— Given exercise —
Please print the full listing exactly.

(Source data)
= = = = =

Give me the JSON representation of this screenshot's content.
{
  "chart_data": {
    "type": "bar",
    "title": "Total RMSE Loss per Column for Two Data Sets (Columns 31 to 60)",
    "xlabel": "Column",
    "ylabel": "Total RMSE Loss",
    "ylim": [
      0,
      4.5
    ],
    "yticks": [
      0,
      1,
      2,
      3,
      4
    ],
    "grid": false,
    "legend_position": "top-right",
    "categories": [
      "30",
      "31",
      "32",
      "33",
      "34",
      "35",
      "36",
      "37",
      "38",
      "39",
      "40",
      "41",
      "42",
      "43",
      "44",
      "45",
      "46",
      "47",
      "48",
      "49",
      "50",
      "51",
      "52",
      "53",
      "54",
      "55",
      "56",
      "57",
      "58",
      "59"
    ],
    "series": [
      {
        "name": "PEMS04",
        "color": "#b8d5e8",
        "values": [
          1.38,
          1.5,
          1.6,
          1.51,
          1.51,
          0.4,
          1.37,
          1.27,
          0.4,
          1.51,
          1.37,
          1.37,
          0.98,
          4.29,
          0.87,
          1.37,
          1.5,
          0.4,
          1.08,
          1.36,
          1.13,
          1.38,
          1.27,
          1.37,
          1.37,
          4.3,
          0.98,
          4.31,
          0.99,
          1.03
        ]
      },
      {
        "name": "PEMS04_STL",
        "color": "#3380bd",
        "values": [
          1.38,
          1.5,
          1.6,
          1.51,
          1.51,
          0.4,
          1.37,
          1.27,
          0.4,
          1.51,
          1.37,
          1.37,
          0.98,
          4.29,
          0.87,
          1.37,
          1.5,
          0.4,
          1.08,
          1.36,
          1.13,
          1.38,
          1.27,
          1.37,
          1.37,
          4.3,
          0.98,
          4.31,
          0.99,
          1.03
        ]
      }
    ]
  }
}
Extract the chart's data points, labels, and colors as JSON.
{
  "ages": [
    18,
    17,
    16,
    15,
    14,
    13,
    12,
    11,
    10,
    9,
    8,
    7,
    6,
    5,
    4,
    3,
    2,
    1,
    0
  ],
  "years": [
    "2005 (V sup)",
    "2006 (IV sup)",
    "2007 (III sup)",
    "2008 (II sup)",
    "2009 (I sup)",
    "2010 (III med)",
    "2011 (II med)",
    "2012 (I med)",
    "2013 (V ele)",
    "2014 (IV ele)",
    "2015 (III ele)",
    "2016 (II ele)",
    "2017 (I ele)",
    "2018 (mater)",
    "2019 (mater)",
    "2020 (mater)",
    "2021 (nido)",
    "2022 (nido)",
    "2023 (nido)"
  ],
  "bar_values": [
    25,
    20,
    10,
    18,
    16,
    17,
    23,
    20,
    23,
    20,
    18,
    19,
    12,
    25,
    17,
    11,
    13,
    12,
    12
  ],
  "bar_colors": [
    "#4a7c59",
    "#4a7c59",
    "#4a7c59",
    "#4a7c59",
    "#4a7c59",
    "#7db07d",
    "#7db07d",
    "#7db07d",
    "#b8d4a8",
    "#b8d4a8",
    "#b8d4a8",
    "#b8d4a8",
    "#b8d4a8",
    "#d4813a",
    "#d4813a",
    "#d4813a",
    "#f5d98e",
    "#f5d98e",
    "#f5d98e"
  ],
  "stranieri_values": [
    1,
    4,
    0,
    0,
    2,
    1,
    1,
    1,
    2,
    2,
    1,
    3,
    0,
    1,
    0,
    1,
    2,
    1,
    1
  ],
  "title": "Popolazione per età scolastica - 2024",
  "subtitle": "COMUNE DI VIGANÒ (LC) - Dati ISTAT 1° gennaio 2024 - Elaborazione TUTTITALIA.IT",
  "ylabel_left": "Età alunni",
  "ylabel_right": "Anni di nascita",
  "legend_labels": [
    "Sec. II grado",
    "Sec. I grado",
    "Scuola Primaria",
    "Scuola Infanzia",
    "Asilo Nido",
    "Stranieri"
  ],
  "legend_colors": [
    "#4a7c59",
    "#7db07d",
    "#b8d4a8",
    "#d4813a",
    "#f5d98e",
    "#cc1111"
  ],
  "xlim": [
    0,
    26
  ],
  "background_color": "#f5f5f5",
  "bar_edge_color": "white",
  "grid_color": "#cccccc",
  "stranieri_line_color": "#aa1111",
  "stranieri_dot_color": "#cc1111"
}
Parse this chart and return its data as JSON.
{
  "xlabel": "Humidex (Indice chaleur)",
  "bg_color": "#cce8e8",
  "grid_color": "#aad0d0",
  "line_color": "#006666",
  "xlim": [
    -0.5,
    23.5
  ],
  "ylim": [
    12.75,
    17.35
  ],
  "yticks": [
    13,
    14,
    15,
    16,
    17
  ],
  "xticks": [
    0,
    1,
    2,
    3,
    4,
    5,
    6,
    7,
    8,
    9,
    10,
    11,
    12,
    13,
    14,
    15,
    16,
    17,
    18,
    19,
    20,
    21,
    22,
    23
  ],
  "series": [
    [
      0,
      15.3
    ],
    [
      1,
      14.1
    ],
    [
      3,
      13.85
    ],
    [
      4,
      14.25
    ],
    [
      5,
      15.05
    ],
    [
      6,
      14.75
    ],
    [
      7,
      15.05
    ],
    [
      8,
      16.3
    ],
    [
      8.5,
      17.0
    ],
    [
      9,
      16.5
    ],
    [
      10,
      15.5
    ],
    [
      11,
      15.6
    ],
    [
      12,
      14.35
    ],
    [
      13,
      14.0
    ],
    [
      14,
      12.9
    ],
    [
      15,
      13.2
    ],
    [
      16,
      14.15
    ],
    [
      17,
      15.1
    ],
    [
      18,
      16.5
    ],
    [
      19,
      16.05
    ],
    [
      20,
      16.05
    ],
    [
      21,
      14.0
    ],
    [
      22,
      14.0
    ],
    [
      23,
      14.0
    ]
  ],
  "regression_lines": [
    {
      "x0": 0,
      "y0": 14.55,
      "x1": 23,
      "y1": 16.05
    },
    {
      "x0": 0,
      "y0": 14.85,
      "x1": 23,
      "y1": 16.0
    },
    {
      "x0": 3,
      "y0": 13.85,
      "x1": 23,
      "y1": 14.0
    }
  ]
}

= = = = =

— Correct response —
Give me the JSON representation of this screenshot's content.
{
  "chart_data": {
    "type": "bar",
    "title": "Total RMSE Loss per Column for Two Data Sets (Columns 31 to 60)",
    "xlabel": "Column",
    "ylabel": "Total RMSE Loss",
    "ylim": [
      0,
      4.5
    ],
    "yticks": [
      0,
      1,
      2,
      3,
      4
    ],
    "grid": false,
    "legend_position": "top-right",
    "categories": [
      "30",
      "31",
      "32",
      "33",
      "34",
      "35",
      "36",
      "37",
      "38",
      "39",
      "40",
      "41",
      "42",
      "43",
      "44",
      "45",
      "46",
      "47",
      "48",
      "49",
      "50",
      "51",
      "52",
      "53",
      "54",
      "55",
      "56",
      "57",
      "58",
      "59"
    ],
    "series": [
      {
        "name": "PEMS04",
        "color": "#b8d5e8",
        "values": [
          1.38,
          1.5,
          1.6,
          1.51,
          1.51,
          0.4,
          1.37,
          1.27,
          0.4,
          1.51,
          1.37,
          1.37,
          0.98,
          4.29,
          0.87,
          1.37,
          1.5,
          0.4,
          1.08,
          1.36,
          1.13,
          1.38,
          1.27,
          1.37,
          1.37,
          4.3,
          0.98,
          4.31,
          0.99,
          1.03
        ]
      },
      {
        "name": "PEMS04_STL",
        "color": "#3380bd",
        "values": [
          1.38,
          1.5,
          1.6,
          1.51,
          1.51,
          0.4,
          1.37,
          1.27,
          0.4,
          1.51,
          1.37,
          1.37,
          0.98,
          4.29,
          0.87,
          1.37,
          1.5,
          0.4,
          1.08,
          1.36,
          1.13,
          1.38,
          1.27,
          1.37,
          1.37,
          4.3,
          0.98,
          4.31,
          0.99,
          1.03
        ]
      }
    ]
  }
}
Extract the chart's data points, labels, and colors as JSON.
{
  "ages": [
    18,
    17,
    16,
    15,
    14,
    13,
    12,
    11,
    10,
    9,
    8,
    7,
    6,
    5,
    4,
    3,
    2,
    1,
    0
  ],
  "years": [
    "2005 (V sup)",
    "2006 (IV sup)",
    "2007 (III sup)",
    "2008 (II sup)",
    "2009 (I sup)",
    "2010 (III med)",
    "2011 (II med)",
    "2012 (I med)",
    "2013 (V ele)",
    "2014 (IV ele)",
    "2015 (III ele)",
    "2016 (II ele)",
    "2017 (I ele)",
    "2018 (mater)",
    "2019 (mater)",
    "2020 (mater)",
    "2021 (nido)",
    "2022 (nido)",
    "2023 (nido)"
  ],
  "bar_values": [
    25,
    20,
    10,
    18,
    16,
    17,
    23,
    20,
    23,
    20,
    18,
    19,
    12,
    25,
    17,
    11,
    13,
    12,
    12
  ],
  "bar_colors": [
    "#4a7c59",
    "#4a7c59",
    "#4a7c59",
    "#4a7c59",
    "#4a7c59",
    "#7db07d",
    "#7db07d",
    "#7db07d",
    "#b8d4a8",
    "#b8d4a8",
    "#b8d4a8",
    "#b8d4a8",
    "#b8d4a8",
    "#d4813a",
    "#d4813a",
    "#d4813a",
    "#f5d98e",
    "#f5d98e",
    "#f5d98e"
  ],
  "stranieri_values": [
    1,
    4,
    0,
    0,
    2,
    1,
    1,
    1,
    2,
    2,
    1,
    3,
    0,
    1,
    0,
    1,
    2,
    1,
    1
  ],
  "title": "Popolazione per età scolastica - 2024",
  "subtitle": "COMUNE DI VIGANÒ (LC) - Dati ISTAT 1° gennaio 2024 - Elaborazione TUTTITALIA.IT",
  "ylabel_left": "Età alunni",
  "ylabel_right": "Anni di nascita",
  "legend_labels": [
    "Sec. II grado",
    "Sec. I grado",
    "Scuola Primaria",
    "Scuola Infanzia",
    "Asilo Nido",
    "Stranieri"
  ],
  "legend_colors": [
    "#4a7c59",
    "#7db07d",
    "#b8d4a8",
    "#d4813a",
    "#f5d98e",
    "#cc1111"
  ],
  "xlim": [
    0,
    26
  ],
  "background_color": "#f5f5f5",
  "bar_edge_color": "white",
  "grid_color": "#cccccc",
  "stranieri_line_color": "#aa1111",
  "stranieri_dot_color": "#cc1111"
}
Parse this chart and return its data as JSON.
{
  "xlabel": "Humidex (Indice chaleur)",
  "bg_color": "#cce8e8",
  "grid_color": "#aad0d0",
  "line_color": "#006666",
  "xlim": [
    -0.5,
    23.5
  ],
  "ylim": [
    12.75,
    17.35
  ],
  "yticks": [
    13,
    14,
    15,
    16,
    17
  ],
  "xticks": [
    0,
    1,
    2,
    3,
    4,
    5,
    6,
    7,
    8,
    9,
    10,
    11,
    12,
    13,
    14,
    15,
    16,
    17,
    18,
    19,
    20,
    21,
    22,
    23
  ],
  "series": [
    [
      0,
      15.3
    ],
    [
      1,
      14.1
    ],
    [
      3,
      13.85
    ],
    [
      4,
      14.25
    ],
    [
      5,
      15.05
    ],
    [
      6,
      14.75
    ],
    [
      7,
      15.05
    ],
    [
      8,
      16.3
    ],
    [
      8.5,
      17.0
    ],
    [
      9,
      16.5
    ],
    [
      10,
      15.5
    ],
    [
      11,
      15.6
    ],
    [
      12,
      14.35
    ],
    [
      13,
      14.0
    ],
    [
      14,
      12.9
    ],
    [
      15,
      13.2
    ],
    [
      16,
      14.15
    ],
    [
      17,
      15.1
    ],
    [
      18,
      16.5
    ],
    [
      19,
      16.05
    ],
    [
      20,
      16.05
    ],
    [
      21,
      14.0
    ],
    [
      22,
      14.0
    ],
    [
      23,
      14.0
    ]
  ],
  "regression_lines": [
    {
      "x0": 0,
      "y0": 14.55,
      "x1": 23,
      "y1": 16.05
    },
    {
      "x0": 0,
      "y0": 14.85,
      "x1": 23,
      "y1": 16.0
    },
    {
      "x0": 3,
      "y0": 13.85,
      "x1": 23,
      "y1": 14.0
    }
  ]
}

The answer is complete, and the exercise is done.